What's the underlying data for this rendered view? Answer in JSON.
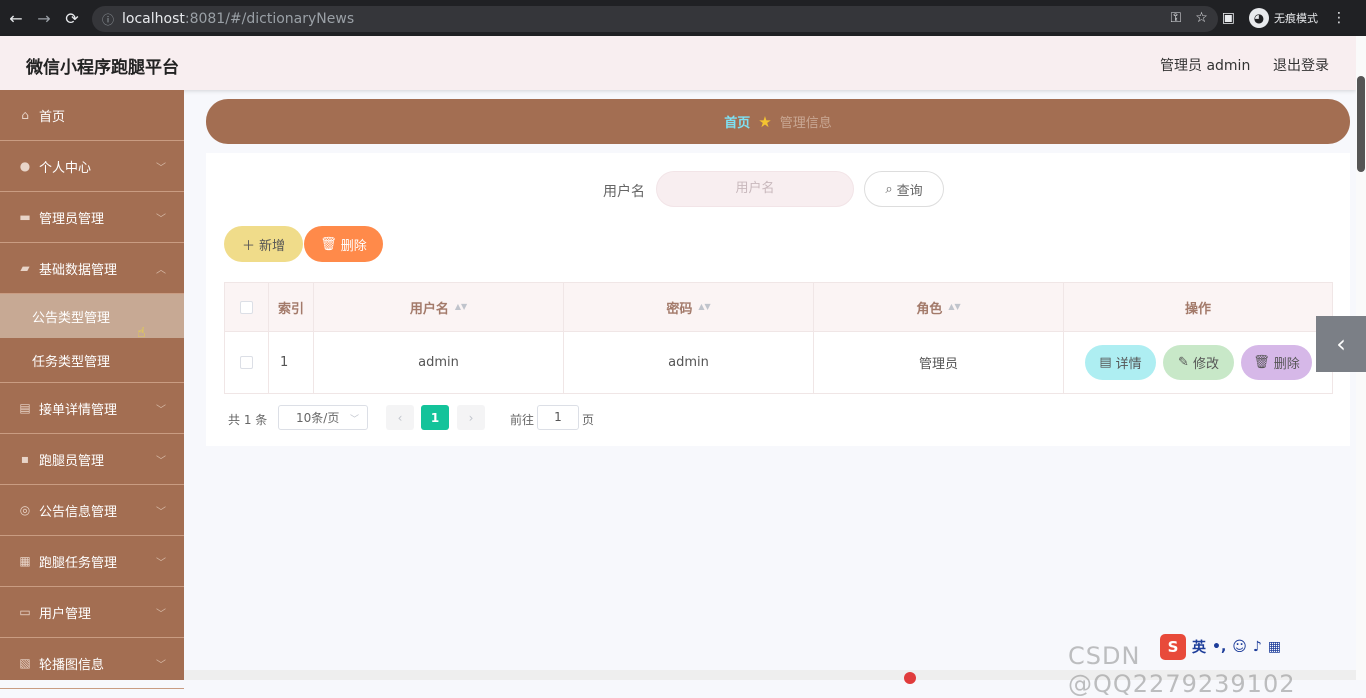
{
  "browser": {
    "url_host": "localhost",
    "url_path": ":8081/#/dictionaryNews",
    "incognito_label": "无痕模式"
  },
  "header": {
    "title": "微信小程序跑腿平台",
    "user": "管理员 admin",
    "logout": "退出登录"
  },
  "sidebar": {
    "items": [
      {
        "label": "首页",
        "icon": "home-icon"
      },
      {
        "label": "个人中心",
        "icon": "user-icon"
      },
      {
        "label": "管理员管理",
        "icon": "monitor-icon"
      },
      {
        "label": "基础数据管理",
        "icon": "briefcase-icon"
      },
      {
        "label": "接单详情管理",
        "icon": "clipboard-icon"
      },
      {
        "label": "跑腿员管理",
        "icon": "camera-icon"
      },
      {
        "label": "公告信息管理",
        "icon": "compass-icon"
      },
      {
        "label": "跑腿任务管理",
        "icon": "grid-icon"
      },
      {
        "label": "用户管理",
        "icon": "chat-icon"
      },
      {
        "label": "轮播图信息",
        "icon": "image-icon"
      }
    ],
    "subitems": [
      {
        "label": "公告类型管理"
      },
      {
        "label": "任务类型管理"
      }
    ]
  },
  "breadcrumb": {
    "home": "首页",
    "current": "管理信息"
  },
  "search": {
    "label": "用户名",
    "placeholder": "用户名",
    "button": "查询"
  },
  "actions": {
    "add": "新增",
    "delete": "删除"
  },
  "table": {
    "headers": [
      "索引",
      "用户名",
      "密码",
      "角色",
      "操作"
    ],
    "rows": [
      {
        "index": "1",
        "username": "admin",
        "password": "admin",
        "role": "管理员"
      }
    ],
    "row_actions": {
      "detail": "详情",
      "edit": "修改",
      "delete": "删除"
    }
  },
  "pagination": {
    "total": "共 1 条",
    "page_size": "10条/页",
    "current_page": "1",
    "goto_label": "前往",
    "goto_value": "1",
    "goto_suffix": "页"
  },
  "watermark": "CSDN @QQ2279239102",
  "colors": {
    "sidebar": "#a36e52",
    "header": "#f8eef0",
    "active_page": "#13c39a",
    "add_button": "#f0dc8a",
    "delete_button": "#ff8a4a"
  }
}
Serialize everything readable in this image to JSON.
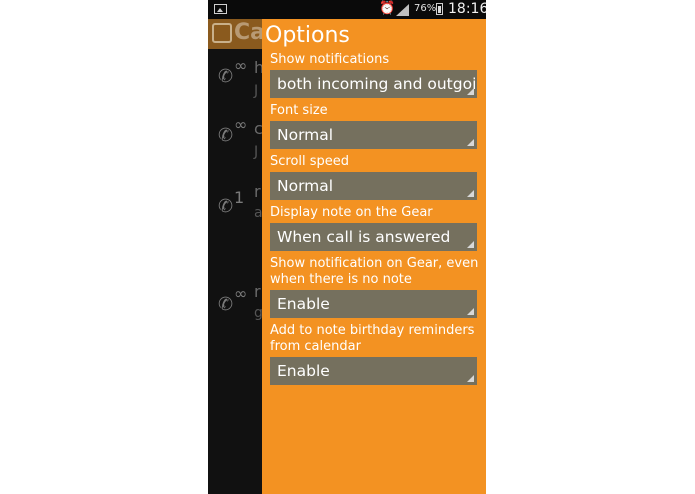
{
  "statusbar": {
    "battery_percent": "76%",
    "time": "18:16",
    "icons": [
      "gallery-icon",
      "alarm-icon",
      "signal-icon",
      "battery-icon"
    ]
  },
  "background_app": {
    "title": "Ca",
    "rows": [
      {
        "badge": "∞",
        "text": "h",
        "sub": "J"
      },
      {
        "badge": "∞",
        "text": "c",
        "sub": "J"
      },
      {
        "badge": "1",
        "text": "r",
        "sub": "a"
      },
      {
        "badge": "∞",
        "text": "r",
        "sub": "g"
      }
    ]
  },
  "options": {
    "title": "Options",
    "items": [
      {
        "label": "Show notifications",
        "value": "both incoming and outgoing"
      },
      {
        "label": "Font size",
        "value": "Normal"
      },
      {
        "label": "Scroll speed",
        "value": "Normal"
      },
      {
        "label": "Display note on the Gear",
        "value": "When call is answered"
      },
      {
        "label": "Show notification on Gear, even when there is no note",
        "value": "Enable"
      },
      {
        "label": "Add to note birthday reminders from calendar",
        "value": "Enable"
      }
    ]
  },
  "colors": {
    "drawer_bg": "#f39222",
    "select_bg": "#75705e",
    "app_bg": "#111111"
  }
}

PROBLEM TO WORK ON =
Pictures are excluded; repeat every record exactly.

RESULT OF THIS EXERCISE =
What's the underlying data for this rendered view? Answer in JSON.
{
  "browser": {
    "url_host": "localhost",
    "url_path": ":8081/#/dictionaryNews",
    "incognito_label": "无痕模式"
  },
  "header": {
    "title": "微信小程序跑腿平台",
    "user": "管理员 admin",
    "logout": "退出登录"
  },
  "sidebar": {
    "items": [
      {
        "label": "首页",
        "icon": "home-icon"
      },
      {
        "label": "个人中心",
        "icon": "user-icon"
      },
      {
        "label": "管理员管理",
        "icon": "monitor-icon"
      },
      {
        "label": "基础数据管理",
        "icon": "briefcase-icon"
      },
      {
        "label": "接单详情管理",
        "icon": "clipboard-icon"
      },
      {
        "label": "跑腿员管理",
        "icon": "camera-icon"
      },
      {
        "label": "公告信息管理",
        "icon": "compass-icon"
      },
      {
        "label": "跑腿任务管理",
        "icon": "grid-icon"
      },
      {
        "label": "用户管理",
        "icon": "chat-icon"
      },
      {
        "label": "轮播图信息",
        "icon": "image-icon"
      }
    ],
    "subitems": [
      {
        "label": "公告类型管理"
      },
      {
        "label": "任务类型管理"
      }
    ]
  },
  "breadcrumb": {
    "home": "首页",
    "current": "管理信息"
  },
  "search": {
    "label": "用户名",
    "placeholder": "用户名",
    "button": "查询"
  },
  "actions": {
    "add": "新增",
    "delete": "删除"
  },
  "table": {
    "headers": [
      "索引",
      "用户名",
      "密码",
      "角色",
      "操作"
    ],
    "rows": [
      {
        "index": "1",
        "username": "admin",
        "password": "admin",
        "role": "管理员"
      }
    ],
    "row_actions": {
      "detail": "详情",
      "edit": "修改",
      "delete": "删除"
    }
  },
  "pagination": {
    "total": "共 1 条",
    "page_size": "10条/页",
    "current_page": "1",
    "goto_label": "前往",
    "goto_value": "1",
    "goto_suffix": "页"
  },
  "watermark": "CSDN @QQ2279239102",
  "colors": {
    "sidebar": "#a36e52",
    "header": "#f8eef0",
    "active_page": "#13c39a",
    "add_button": "#f0dc8a",
    "delete_button": "#ff8a4a"
  }
}
Serialize everything readable in this image to JSON.
{
  "statusbar": {
    "battery_percent": "76%",
    "time": "18:16",
    "icons": [
      "gallery-icon",
      "alarm-icon",
      "signal-icon",
      "battery-icon"
    ]
  },
  "background_app": {
    "title": "Ca",
    "rows": [
      {
        "badge": "∞",
        "text": "h",
        "sub": "J"
      },
      {
        "badge": "∞",
        "text": "c",
        "sub": "J"
      },
      {
        "badge": "1",
        "text": "r",
        "sub": "a"
      },
      {
        "badge": "∞",
        "text": "r",
        "sub": "g"
      }
    ]
  },
  "options": {
    "title": "Options",
    "items": [
      {
        "label": "Show notifications",
        "value": "both incoming and outgoing"
      },
      {
        "label": "Font size",
        "value": "Normal"
      },
      {
        "label": "Scroll speed",
        "value": "Normal"
      },
      {
        "label": "Display note on the Gear",
        "value": "When call is answered"
      },
      {
        "label": "Show notification on Gear, even when there is no note",
        "value": "Enable"
      },
      {
        "label": "Add to note birthday reminders from calendar",
        "value": "Enable"
      }
    ]
  },
  "colors": {
    "drawer_bg": "#f39222",
    "select_bg": "#75705e",
    "app_bg": "#111111"
  }
}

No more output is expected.